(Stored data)
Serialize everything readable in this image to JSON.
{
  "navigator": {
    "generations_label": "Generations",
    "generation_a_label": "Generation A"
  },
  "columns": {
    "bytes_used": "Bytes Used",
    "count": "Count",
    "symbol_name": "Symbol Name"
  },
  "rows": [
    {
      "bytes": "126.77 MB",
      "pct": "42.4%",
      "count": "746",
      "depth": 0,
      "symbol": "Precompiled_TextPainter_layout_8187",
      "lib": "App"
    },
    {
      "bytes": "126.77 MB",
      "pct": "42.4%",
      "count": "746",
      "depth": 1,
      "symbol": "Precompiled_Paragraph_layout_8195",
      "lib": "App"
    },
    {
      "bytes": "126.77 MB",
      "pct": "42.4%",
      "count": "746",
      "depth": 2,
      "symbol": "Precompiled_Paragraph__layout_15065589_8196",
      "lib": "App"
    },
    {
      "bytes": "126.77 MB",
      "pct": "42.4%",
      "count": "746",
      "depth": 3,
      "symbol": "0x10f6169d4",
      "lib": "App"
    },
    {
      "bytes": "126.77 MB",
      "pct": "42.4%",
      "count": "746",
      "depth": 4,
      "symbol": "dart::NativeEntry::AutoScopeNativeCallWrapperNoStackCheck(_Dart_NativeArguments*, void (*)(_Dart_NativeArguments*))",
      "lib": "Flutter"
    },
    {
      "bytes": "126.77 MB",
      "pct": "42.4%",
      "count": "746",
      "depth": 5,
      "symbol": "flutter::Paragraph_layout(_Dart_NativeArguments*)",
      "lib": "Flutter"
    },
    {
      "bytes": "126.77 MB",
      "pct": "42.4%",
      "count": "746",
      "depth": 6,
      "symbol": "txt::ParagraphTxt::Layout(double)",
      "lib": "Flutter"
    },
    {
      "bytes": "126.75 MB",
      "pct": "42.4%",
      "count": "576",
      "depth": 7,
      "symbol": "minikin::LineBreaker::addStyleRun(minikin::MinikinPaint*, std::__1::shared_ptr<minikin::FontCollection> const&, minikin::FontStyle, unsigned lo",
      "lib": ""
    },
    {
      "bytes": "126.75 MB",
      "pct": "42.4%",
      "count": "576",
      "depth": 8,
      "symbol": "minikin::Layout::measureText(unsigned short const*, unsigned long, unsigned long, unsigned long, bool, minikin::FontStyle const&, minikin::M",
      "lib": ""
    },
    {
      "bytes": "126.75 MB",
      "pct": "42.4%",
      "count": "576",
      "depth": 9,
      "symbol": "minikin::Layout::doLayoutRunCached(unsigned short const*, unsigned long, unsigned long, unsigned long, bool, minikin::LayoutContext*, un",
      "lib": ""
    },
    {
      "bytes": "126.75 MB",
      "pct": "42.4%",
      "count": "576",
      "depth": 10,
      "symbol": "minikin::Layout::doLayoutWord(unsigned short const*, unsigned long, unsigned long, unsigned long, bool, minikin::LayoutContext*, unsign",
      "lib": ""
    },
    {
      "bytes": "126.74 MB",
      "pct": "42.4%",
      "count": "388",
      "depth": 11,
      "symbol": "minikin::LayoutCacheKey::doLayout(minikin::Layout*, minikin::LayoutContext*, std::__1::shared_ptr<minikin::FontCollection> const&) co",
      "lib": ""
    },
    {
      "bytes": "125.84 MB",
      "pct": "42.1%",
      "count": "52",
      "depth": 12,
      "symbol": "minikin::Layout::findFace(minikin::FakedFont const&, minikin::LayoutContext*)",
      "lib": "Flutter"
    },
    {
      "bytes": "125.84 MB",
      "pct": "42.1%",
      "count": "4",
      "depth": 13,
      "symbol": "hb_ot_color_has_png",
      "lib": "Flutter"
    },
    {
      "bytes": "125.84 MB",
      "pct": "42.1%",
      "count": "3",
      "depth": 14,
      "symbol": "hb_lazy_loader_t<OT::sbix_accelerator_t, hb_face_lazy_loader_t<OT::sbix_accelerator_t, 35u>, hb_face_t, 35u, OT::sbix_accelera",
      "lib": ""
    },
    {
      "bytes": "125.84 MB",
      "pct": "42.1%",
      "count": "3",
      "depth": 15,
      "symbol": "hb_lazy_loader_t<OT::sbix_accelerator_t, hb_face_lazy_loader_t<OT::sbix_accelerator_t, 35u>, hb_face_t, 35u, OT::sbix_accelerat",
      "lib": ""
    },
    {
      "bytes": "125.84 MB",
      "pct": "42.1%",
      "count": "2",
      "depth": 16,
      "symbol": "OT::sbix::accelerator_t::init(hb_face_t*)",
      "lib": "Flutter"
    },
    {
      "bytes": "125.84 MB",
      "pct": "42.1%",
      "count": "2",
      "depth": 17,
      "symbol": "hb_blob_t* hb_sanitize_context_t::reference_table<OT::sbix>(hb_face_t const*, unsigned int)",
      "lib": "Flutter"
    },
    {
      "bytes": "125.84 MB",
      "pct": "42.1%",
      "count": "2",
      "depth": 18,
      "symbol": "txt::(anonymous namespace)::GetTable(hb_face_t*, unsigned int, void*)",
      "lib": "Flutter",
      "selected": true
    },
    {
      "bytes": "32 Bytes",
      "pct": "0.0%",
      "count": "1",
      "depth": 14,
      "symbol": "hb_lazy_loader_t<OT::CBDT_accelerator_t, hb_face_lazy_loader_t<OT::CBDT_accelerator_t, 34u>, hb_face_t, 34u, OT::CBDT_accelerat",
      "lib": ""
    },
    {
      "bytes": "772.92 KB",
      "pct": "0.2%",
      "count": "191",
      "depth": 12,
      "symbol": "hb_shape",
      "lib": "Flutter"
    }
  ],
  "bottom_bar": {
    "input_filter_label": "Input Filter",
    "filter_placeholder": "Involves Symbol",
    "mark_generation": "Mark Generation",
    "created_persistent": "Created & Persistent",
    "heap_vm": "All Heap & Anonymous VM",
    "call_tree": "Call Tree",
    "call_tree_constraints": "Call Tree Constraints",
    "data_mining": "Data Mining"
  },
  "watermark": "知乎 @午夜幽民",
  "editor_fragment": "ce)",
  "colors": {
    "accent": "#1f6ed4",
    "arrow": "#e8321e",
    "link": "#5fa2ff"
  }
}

■ **What is asked**:
Gather each line of the records holding the string "long".

■ **Final result**:
      "symbol": "minikin::Layout::measureText(unsigned short const*, unsigned long, unsigned long, unsigned long, bool, minikin::FontStyle const&, minikin::M",
      "symbol": "minikin::Layout::doLayoutRunCached(unsigned short const*, unsigned long, unsigned long, unsigned long, bool, minikin::LayoutContext*, un",
      "symbol": "minikin::Layout::doLayoutWord(unsigned short const*, unsigned long, unsigned long, unsigned long, bool, minikin::LayoutContext*, unsign",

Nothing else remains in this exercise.